─── Supplied entries
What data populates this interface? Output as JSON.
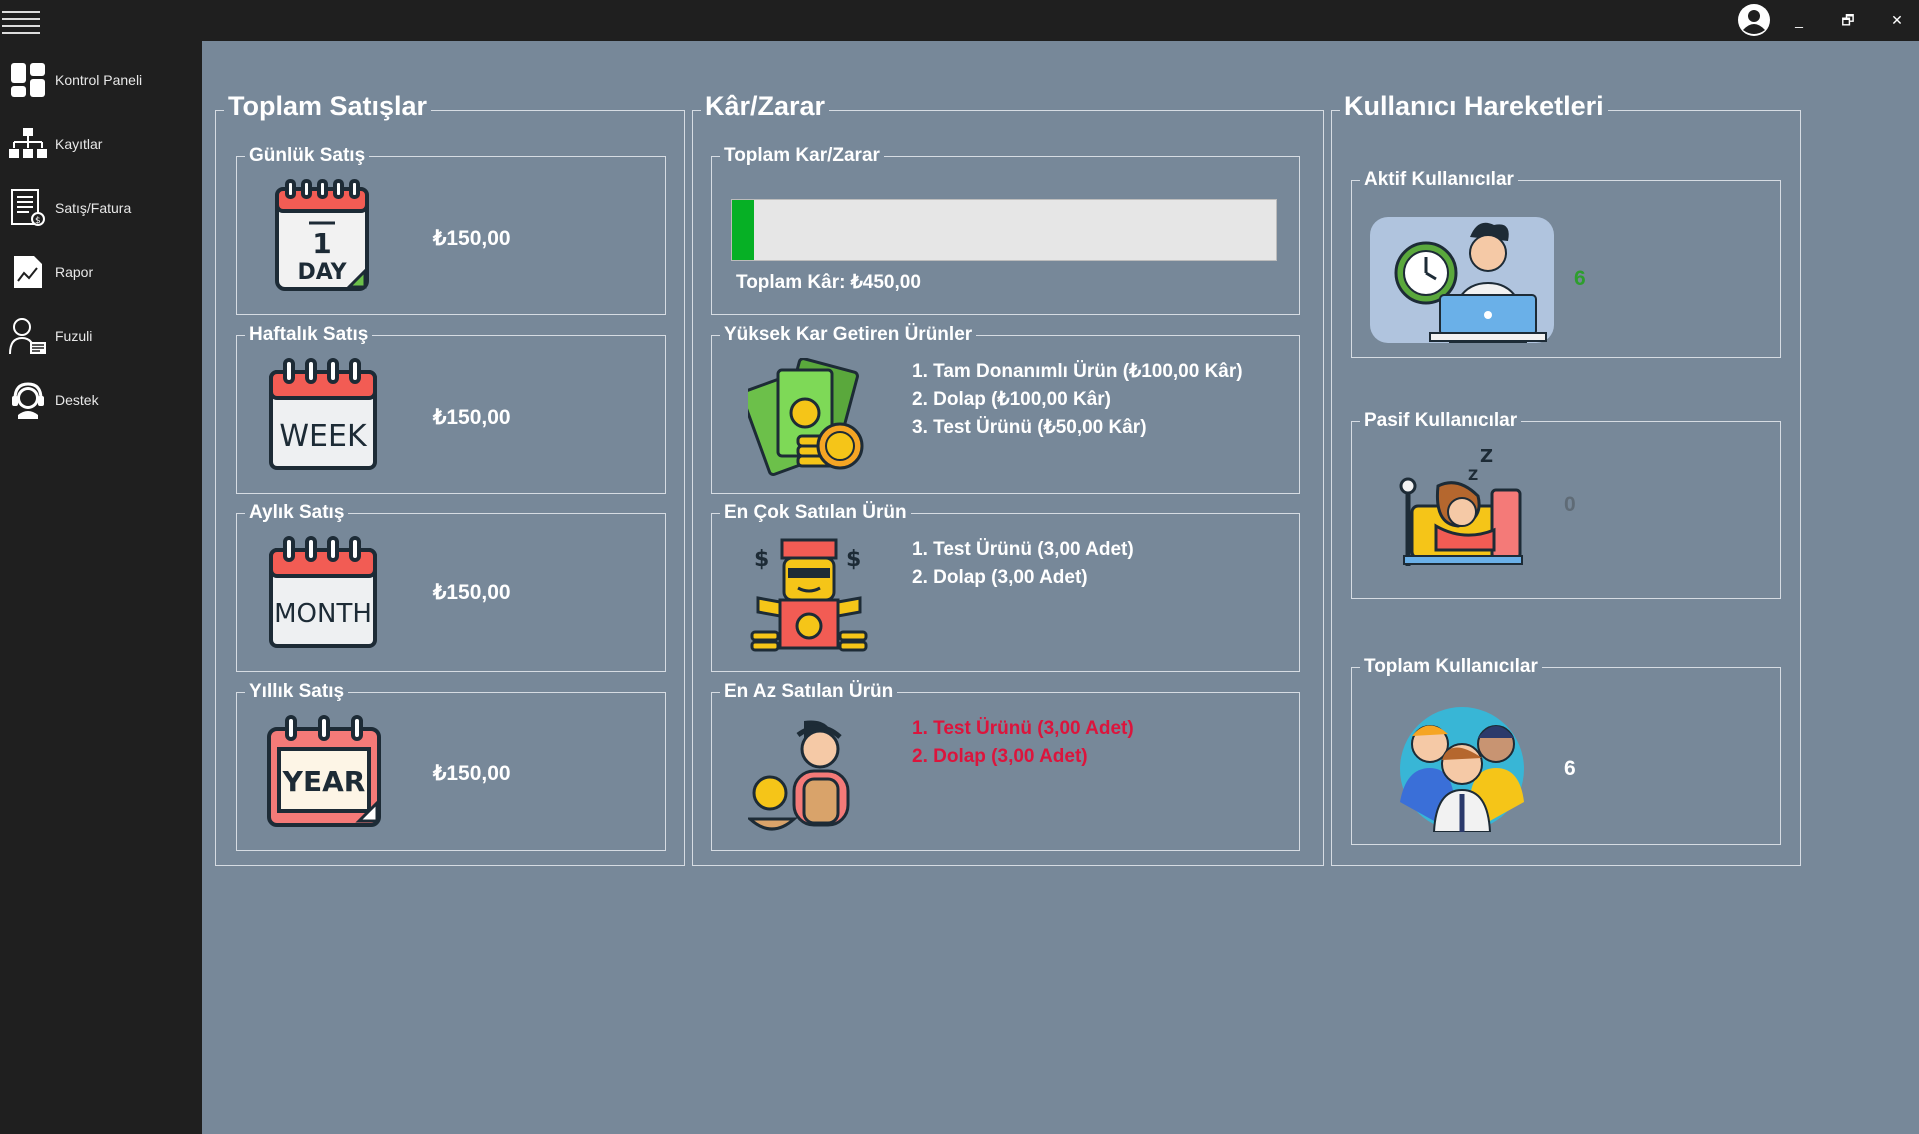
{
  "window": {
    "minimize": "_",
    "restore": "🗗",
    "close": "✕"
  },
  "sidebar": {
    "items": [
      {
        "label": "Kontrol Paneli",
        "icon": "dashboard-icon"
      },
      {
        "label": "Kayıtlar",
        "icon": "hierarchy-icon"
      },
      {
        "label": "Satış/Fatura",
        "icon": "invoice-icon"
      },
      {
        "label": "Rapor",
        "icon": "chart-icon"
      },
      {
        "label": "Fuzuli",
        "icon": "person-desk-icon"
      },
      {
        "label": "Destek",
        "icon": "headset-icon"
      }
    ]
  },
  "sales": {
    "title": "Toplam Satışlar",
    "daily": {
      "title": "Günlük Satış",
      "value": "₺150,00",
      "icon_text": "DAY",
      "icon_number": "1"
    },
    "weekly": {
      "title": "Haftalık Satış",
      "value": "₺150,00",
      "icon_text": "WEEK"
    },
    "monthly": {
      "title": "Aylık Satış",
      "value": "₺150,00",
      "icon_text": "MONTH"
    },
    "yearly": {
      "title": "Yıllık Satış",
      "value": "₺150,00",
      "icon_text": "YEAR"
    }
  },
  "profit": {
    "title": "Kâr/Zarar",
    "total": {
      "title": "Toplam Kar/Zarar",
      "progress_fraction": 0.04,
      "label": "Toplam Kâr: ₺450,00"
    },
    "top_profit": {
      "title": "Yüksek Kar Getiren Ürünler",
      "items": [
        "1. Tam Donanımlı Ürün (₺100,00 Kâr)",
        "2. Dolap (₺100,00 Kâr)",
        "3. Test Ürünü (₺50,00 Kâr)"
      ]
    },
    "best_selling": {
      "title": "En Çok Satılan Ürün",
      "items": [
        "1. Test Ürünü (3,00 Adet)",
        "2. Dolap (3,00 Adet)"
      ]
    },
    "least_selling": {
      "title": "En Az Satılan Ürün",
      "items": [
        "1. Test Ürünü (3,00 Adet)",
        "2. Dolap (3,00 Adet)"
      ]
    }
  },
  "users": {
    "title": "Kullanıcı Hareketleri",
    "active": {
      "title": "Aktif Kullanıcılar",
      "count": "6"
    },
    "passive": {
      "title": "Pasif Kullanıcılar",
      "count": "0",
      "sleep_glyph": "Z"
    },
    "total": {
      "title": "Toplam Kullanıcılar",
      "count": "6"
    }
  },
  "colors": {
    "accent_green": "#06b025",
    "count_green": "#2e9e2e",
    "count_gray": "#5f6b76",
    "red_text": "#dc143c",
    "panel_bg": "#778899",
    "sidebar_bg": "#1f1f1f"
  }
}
──────
What is required: Your task is to repeat the material above exactly, without its pictures.

Result of this task:
What data populates this interface? Output as JSON.
{
  "window": {
    "minimize": "_",
    "restore": "🗗",
    "close": "✕"
  },
  "sidebar": {
    "items": [
      {
        "label": "Kontrol Paneli",
        "icon": "dashboard-icon"
      },
      {
        "label": "Kayıtlar",
        "icon": "hierarchy-icon"
      },
      {
        "label": "Satış/Fatura",
        "icon": "invoice-icon"
      },
      {
        "label": "Rapor",
        "icon": "chart-icon"
      },
      {
        "label": "Fuzuli",
        "icon": "person-desk-icon"
      },
      {
        "label": "Destek",
        "icon": "headset-icon"
      }
    ]
  },
  "sales": {
    "title": "Toplam Satışlar",
    "daily": {
      "title": "Günlük Satış",
      "value": "₺150,00",
      "icon_text": "DAY",
      "icon_number": "1"
    },
    "weekly": {
      "title": "Haftalık Satış",
      "value": "₺150,00",
      "icon_text": "WEEK"
    },
    "monthly": {
      "title": "Aylık Satış",
      "value": "₺150,00",
      "icon_text": "MONTH"
    },
    "yearly": {
      "title": "Yıllık Satış",
      "value": "₺150,00",
      "icon_text": "YEAR"
    }
  },
  "profit": {
    "title": "Kâr/Zarar",
    "total": {
      "title": "Toplam Kar/Zarar",
      "progress_fraction": 0.04,
      "label": "Toplam Kâr: ₺450,00"
    },
    "top_profit": {
      "title": "Yüksek Kar Getiren Ürünler",
      "items": [
        "1. Tam Donanımlı Ürün (₺100,00 Kâr)",
        "2. Dolap (₺100,00 Kâr)",
        "3. Test Ürünü (₺50,00 Kâr)"
      ]
    },
    "best_selling": {
      "title": "En Çok Satılan Ürün",
      "items": [
        "1. Test Ürünü (3,00 Adet)",
        "2. Dolap (3,00 Adet)"
      ]
    },
    "least_selling": {
      "title": "En Az Satılan Ürün",
      "items": [
        "1. Test Ürünü (3,00 Adet)",
        "2. Dolap (3,00 Adet)"
      ]
    }
  },
  "users": {
    "title": "Kullanıcı Hareketleri",
    "active": {
      "title": "Aktif Kullanıcılar",
      "count": "6"
    },
    "passive": {
      "title": "Pasif Kullanıcılar",
      "count": "0",
      "sleep_glyph": "Z"
    },
    "total": {
      "title": "Toplam Kullanıcılar",
      "count": "6"
    }
  },
  "colors": {
    "accent_green": "#06b025",
    "count_green": "#2e9e2e",
    "count_gray": "#5f6b76",
    "red_text": "#dc143c",
    "panel_bg": "#778899",
    "sidebar_bg": "#1f1f1f"
  }
}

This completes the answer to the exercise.